How many of the lines below contain "stroke"? Answer with that number alone.

(Rows from a figure dataset)

* * * * * * * * *

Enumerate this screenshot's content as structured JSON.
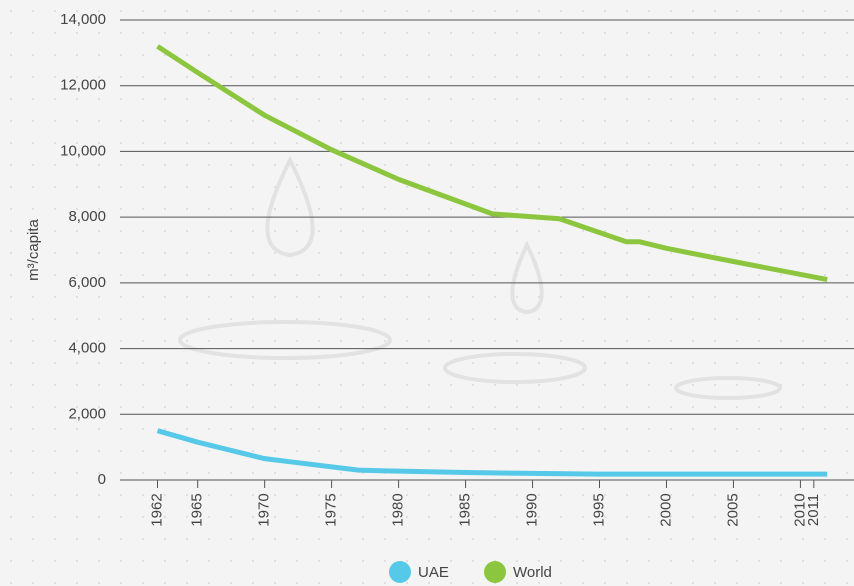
{
  "chart_data": {
    "type": "line",
    "y_label": "m³/capita",
    "xlim": [
      1959.2,
      2014
    ],
    "xticks": [
      1962,
      1965,
      1970,
      1975,
      1980,
      1985,
      1990,
      1995,
      2000,
      2005,
      2010,
      2011
    ],
    "ylim": [
      0,
      14000
    ],
    "yticks": [
      {
        "value": 0,
        "label": "0"
      },
      {
        "value": 2000,
        "label": "2,000"
      },
      {
        "value": 4000,
        "label": "4,000"
      },
      {
        "value": 6000,
        "label": "6,000"
      },
      {
        "value": 8000,
        "label": "8,000"
      },
      {
        "value": 10000,
        "label": "10,000"
      },
      {
        "value": 12000,
        "label": "12,000"
      },
      {
        "value": 14000,
        "label": "14,000"
      }
    ],
    "grid": true,
    "legend": "bottom",
    "series": [
      {
        "name": "UAE",
        "color": "#56c8e8",
        "x": [
          1962,
          1965,
          1970,
          1972,
          1977,
          1980,
          1985,
          1990,
          1995,
          2000,
          2005,
          2012
        ],
        "values": [
          1500,
          1150,
          650,
          550,
          300,
          270,
          230,
          200,
          180,
          180,
          180,
          180
        ]
      },
      {
        "name": "World",
        "color": "#8cc63f",
        "x": [
          1962,
          1965,
          1970,
          1975,
          1980,
          1985,
          1987,
          1992,
          1997,
          1998,
          2000,
          2005,
          2012
        ],
        "values": [
          13200,
          12400,
          11100,
          10050,
          9150,
          8400,
          8100,
          7950,
          7250,
          7250,
          7050,
          6650,
          6100
        ]
      }
    ]
  }
}
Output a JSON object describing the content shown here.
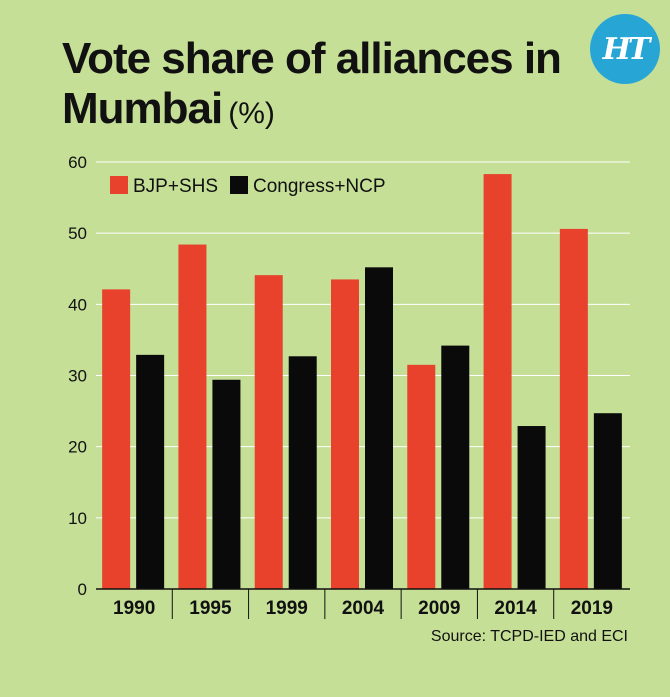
{
  "header": {
    "title": "Vote share of alliances in Mumbai",
    "unit": "(%)",
    "logo": "HT"
  },
  "footer": {
    "source": "Source: TCPD-IED and ECI"
  },
  "chart_data": {
    "type": "bar",
    "categories": [
      "1990",
      "1995",
      "1999",
      "2004",
      "2009",
      "2014",
      "2019"
    ],
    "series": [
      {
        "name": "BJP+SHS",
        "values": [
          42.1,
          48.4,
          44.1,
          43.5,
          31.5,
          58.3,
          50.6
        ],
        "color": "#e8412c"
      },
      {
        "name": "Congress+NCP",
        "values": [
          32.9,
          29.4,
          32.7,
          45.2,
          34.2,
          22.9,
          24.7
        ],
        "color": "#0a0a0a"
      }
    ],
    "ylim": [
      0,
      60
    ],
    "yticks": [
      "0",
      "10",
      "20",
      "30",
      "40",
      "50",
      "60"
    ],
    "grid": true,
    "legend": "top-left",
    "xlabel": "",
    "ylabel": ""
  }
}
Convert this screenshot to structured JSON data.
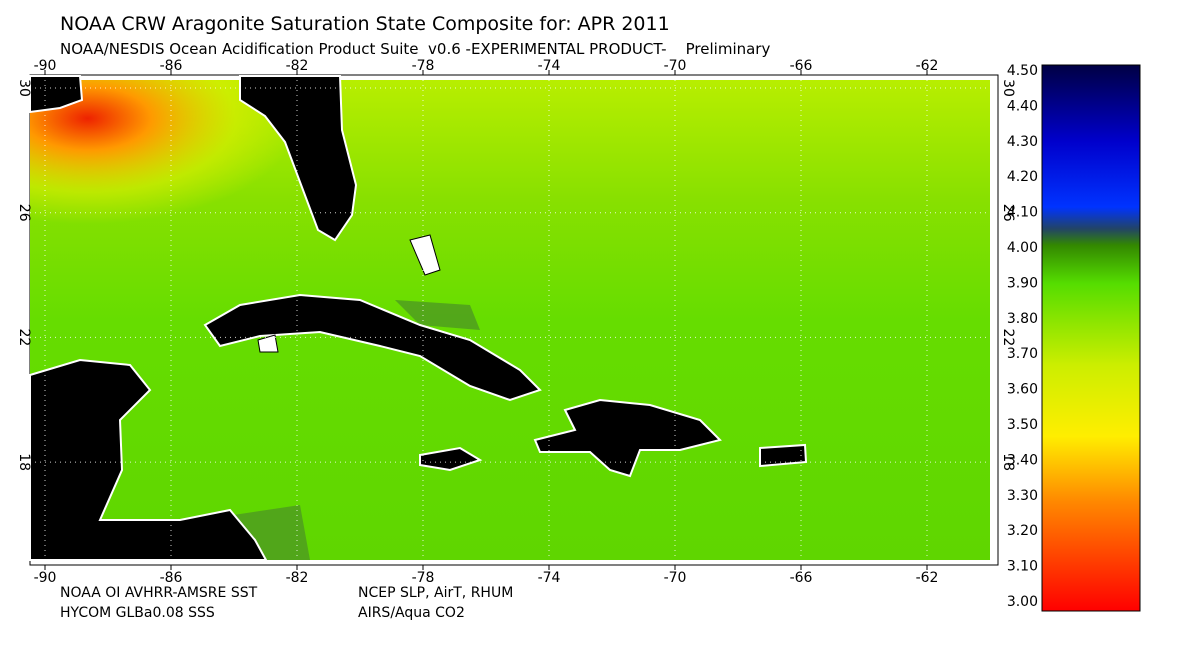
{
  "header": {
    "title": "NOAA CRW Aragonite Saturation State Composite for: APR 2011",
    "subtitle": "NOAA/NESDIS Ocean Acidification Product Suite  v0.6 -EXPERIMENTAL PRODUCT-    Preliminary"
  },
  "map": {
    "lon_labels": [
      "-90",
      "-86",
      "-82",
      "-78",
      "-74",
      "-70",
      "-66",
      "-62"
    ],
    "lat_labels": [
      "30",
      "26",
      "22",
      "18"
    ]
  },
  "footer": {
    "sources_left": [
      "NOAA OI AVHRR-AMSRE SST",
      "HYCOM GLBa0.08 SSS"
    ],
    "sources_right": [
      "NCEP SLP, AirT, RHUM",
      "AIRS/Aqua CO2"
    ]
  },
  "colorbar": {
    "labels": [
      "4.50",
      "4.40",
      "4.30",
      "4.20",
      "4.10",
      "4.00",
      "3.90",
      "3.80",
      "3.70",
      "3.60",
      "3.50",
      "3.40",
      "3.30",
      "3.20",
      "3.10",
      "3.00"
    ]
  }
}
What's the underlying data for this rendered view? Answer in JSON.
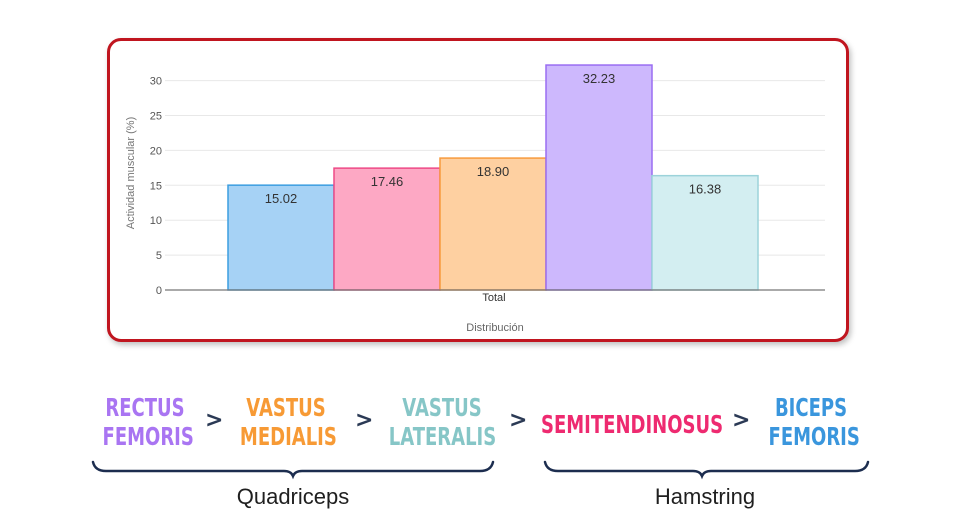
{
  "chart_data": {
    "type": "bar",
    "categories": [
      "Total"
    ],
    "series": [
      {
        "values": [
          15.02
        ],
        "label": "15.02",
        "color": "#a6d2f5",
        "stroke": "#3c9ee0"
      },
      {
        "values": [
          17.46
        ],
        "label": "17.46",
        "color": "#fda8c4",
        "stroke": "#ee4a86"
      },
      {
        "values": [
          18.9
        ],
        "label": "18.90",
        "color": "#fed0a1",
        "stroke": "#f79a3e"
      },
      {
        "values": [
          32.23
        ],
        "label": "32.23",
        "color": "#cdb8fd",
        "stroke": "#9a6df2"
      },
      {
        "values": [
          16.38
        ],
        "label": "16.38",
        "color": "#d3eef1",
        "stroke": "#9cd3da"
      }
    ],
    "xlabel": "Distribución",
    "ylabel": "Actividad muscular (%)",
    "ylim": [
      0,
      33
    ],
    "yticks": [
      "0",
      "5",
      "10",
      "15",
      "20",
      "25",
      "30"
    ],
    "grid": true
  },
  "sequence": {
    "muscles": [
      {
        "lines": [
          "RECTUS",
          "FEMORIS"
        ],
        "color": "#a975f2"
      },
      {
        "lines": [
          "VASTUS",
          "MEDIALIS"
        ],
        "color": "#f79a35"
      },
      {
        "lines": [
          "VASTUS",
          "LATERALIS"
        ],
        "color": "#86c6c7"
      },
      {
        "lines": [
          "SEMITENDINOSUS"
        ],
        "color": "#ee2a70"
      },
      {
        "lines": [
          "BICEPS",
          "FEMORIS"
        ],
        "color": "#3a96dd"
      }
    ],
    "separator": ">",
    "groups": [
      {
        "label": "Quadriceps"
      },
      {
        "label": "Hamstring"
      }
    ],
    "brace_color": "#1c2d4f"
  }
}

* * * * * * * * *

• **Output below**
5